> What is needed
Starting at the line that has "Patent image size: (1254, 1008)." and ending after the line that has "The second floor panels 20 is at (820, 405).", rewrite those lines of the listing with "double floor" changed to "raised floor" and everything else left as it is.

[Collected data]

= = = = = = =

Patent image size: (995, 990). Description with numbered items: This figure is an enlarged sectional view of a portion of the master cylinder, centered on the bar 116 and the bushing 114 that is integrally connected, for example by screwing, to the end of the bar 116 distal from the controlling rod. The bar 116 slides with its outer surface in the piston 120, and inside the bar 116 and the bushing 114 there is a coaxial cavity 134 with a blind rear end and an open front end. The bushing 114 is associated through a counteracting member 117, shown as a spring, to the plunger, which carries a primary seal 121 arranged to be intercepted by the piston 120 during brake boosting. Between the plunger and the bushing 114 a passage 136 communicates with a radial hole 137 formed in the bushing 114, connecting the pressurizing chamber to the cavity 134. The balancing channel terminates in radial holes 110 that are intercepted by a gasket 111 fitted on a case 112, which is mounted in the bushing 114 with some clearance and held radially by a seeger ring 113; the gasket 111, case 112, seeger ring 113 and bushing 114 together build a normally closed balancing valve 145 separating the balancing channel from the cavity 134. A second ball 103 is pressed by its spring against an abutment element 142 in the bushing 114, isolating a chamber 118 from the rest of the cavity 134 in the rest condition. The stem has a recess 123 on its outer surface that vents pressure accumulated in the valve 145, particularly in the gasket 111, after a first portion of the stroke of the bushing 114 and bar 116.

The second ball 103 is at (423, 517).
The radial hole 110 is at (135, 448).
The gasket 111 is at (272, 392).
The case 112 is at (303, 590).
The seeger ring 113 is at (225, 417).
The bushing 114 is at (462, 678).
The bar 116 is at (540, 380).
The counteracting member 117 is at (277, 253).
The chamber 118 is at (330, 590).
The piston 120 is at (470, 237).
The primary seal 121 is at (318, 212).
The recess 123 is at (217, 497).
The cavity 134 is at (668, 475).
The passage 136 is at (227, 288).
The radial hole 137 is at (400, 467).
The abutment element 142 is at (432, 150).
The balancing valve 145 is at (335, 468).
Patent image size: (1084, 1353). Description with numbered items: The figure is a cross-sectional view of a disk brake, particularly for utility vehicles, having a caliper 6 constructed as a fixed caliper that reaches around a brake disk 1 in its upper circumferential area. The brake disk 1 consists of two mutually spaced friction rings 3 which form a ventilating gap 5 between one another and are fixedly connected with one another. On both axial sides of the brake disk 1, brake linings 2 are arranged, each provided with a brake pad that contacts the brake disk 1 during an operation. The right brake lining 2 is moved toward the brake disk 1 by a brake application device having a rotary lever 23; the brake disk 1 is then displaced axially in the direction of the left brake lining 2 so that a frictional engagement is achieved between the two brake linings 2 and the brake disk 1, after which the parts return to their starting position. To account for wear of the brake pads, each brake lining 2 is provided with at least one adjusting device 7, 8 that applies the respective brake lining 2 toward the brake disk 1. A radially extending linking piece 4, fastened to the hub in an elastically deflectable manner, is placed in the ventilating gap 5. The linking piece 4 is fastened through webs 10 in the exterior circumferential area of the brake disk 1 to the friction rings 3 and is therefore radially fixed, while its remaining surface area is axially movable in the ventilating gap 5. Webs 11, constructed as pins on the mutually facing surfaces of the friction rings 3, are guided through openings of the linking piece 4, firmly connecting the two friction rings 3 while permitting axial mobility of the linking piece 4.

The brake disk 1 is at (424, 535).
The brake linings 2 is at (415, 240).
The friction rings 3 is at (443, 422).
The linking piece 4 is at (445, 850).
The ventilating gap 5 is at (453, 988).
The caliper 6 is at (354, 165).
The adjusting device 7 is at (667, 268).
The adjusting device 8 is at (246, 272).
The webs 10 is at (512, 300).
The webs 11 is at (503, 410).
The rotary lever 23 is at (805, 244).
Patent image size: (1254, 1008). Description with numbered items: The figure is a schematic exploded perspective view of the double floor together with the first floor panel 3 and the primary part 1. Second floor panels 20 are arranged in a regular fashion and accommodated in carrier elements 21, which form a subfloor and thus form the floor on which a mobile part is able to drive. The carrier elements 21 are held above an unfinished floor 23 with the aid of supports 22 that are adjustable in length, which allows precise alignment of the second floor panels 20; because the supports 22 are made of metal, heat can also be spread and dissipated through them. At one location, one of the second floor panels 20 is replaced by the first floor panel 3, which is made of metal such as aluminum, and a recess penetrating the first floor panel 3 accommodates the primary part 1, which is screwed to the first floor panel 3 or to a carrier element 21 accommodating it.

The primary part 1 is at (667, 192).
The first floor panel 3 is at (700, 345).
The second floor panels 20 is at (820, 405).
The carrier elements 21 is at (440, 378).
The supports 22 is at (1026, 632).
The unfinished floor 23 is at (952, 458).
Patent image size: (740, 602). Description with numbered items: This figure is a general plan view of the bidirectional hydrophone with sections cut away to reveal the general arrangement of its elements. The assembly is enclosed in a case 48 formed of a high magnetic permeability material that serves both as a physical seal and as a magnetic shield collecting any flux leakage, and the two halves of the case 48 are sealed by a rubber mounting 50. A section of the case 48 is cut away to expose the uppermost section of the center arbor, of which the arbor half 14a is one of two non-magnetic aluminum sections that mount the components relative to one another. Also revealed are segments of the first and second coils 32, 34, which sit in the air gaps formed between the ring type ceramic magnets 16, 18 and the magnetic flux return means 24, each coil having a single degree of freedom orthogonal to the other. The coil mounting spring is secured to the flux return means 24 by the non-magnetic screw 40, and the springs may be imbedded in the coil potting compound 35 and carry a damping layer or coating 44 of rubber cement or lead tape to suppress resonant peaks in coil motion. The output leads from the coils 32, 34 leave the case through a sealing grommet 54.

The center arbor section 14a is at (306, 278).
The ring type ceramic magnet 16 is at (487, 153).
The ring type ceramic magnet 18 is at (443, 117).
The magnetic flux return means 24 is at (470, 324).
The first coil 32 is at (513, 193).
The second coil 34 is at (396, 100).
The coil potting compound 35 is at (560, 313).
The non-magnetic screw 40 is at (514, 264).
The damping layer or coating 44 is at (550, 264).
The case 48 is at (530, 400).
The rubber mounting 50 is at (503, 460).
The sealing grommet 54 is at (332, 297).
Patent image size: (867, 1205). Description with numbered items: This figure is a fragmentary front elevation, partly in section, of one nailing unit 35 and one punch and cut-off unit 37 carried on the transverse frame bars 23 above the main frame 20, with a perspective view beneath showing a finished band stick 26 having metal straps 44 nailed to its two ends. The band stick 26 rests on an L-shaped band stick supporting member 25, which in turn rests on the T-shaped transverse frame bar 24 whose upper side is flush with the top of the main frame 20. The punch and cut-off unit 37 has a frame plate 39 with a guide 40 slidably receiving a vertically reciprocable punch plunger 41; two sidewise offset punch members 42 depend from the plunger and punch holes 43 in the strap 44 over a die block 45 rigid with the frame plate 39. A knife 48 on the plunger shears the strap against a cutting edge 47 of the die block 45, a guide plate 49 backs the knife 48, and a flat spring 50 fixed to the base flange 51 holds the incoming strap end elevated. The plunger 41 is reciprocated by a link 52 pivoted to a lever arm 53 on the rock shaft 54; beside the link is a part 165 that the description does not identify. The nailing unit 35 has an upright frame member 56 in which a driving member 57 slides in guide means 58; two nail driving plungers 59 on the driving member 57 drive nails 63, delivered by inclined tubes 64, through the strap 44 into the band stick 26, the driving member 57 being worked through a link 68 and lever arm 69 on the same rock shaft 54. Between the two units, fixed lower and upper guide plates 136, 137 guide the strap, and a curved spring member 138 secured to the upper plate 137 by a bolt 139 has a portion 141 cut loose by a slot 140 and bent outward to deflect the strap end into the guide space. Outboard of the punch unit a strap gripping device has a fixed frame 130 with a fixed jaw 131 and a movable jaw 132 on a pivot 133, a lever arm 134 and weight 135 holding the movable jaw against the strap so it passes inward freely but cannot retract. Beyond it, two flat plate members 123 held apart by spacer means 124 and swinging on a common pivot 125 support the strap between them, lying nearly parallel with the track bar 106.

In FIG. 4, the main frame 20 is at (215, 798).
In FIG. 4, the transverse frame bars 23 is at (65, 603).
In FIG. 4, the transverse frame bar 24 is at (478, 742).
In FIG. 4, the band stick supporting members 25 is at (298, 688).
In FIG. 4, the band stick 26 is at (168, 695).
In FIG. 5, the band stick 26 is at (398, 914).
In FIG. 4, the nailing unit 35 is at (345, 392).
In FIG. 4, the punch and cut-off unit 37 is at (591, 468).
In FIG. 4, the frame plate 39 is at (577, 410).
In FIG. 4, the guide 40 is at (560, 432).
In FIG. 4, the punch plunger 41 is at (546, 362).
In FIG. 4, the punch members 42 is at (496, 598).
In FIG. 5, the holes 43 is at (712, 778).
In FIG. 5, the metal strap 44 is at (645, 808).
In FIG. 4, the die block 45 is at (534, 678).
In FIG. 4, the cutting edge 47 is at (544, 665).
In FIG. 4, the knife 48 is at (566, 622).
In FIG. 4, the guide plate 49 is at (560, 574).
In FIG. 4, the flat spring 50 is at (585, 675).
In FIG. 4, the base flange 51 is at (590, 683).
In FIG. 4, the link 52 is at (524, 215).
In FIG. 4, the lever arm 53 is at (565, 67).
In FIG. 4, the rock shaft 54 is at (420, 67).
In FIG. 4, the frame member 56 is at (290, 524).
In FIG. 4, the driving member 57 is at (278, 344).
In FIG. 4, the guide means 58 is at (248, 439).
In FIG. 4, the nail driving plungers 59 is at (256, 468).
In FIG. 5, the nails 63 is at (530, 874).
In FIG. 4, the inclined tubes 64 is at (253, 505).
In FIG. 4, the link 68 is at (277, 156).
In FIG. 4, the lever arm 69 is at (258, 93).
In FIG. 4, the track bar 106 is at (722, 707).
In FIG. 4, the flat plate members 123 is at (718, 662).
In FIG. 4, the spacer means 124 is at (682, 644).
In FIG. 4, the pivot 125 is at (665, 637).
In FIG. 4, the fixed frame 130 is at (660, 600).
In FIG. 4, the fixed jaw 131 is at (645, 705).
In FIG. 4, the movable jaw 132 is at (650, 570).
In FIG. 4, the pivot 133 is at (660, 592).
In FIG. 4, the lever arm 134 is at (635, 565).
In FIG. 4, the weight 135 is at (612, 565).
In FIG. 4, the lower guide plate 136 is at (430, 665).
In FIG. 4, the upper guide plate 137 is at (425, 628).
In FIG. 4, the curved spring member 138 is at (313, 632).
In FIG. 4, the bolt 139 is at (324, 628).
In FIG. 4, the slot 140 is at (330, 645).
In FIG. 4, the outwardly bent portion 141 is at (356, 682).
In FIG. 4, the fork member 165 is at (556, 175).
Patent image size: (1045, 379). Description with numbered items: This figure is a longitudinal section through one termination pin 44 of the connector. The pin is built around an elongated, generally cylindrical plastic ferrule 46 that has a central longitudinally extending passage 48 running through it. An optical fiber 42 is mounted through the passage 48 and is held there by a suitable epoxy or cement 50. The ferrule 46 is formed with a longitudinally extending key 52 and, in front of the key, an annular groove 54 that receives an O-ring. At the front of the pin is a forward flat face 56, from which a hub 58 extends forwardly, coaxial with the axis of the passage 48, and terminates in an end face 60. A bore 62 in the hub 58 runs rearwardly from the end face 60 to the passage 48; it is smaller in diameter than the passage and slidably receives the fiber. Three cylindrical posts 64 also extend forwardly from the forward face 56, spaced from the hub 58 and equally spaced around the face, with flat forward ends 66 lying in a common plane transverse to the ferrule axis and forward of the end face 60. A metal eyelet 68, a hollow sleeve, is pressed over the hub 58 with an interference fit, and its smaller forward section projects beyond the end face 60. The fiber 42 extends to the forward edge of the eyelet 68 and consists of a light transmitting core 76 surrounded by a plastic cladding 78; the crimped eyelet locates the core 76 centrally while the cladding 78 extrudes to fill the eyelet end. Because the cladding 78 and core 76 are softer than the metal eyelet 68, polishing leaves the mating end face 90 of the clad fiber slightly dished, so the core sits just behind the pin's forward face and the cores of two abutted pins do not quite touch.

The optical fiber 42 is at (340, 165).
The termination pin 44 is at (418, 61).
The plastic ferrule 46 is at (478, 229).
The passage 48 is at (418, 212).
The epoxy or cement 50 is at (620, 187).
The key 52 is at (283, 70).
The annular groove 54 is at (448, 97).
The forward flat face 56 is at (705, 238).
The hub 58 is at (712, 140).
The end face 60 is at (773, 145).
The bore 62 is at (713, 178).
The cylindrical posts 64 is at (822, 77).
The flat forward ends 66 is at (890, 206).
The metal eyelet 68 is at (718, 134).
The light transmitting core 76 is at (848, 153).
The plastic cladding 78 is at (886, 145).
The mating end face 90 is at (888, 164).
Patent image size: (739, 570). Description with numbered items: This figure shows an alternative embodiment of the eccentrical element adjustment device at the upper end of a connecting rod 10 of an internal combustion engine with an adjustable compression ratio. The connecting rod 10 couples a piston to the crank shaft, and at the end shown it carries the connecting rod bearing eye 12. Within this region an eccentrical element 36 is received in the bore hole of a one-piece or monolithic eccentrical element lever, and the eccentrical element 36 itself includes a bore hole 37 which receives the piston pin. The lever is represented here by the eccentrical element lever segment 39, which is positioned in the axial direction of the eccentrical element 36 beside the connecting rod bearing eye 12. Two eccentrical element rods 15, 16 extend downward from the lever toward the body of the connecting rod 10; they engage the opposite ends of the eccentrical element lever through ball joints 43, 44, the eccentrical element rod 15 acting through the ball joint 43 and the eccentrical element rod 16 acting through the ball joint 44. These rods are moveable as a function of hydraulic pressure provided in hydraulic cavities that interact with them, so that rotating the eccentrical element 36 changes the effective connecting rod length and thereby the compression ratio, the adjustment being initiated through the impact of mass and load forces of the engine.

= = = = = = =

> Final result
Patent image size: (1254, 1008). Description with numbered items: The figure is a schematic exploded perspective view of the raised floor together with the first floor panel 3 and the primary part 1. Second floor panels 20 are arranged in a regular fashion and accommodated in carrier elements 21, which form a subfloor and thus form the floor on which a mobile part is able to drive. The carrier elements 21 are held above an unfinished floor 23 with the aid of supports 22 that are adjustable in length, which allows precise alignment of the second floor panels 20; because the supports 22 are made of metal, heat can also be spread and dissipated through them. At one location, one of the second floor panels 20 is replaced by the first floor panel 3, which is made of metal such as aluminum, and a recess penetrating the first floor panel 3 accommodates the primary part 1, which is screwed to the first floor panel 3 or to a carrier element 21 accommodating it.

The primary part 1 is at (667, 192).
The first floor panel 3 is at (700, 345).
The second floor panels 20 is at (820, 405).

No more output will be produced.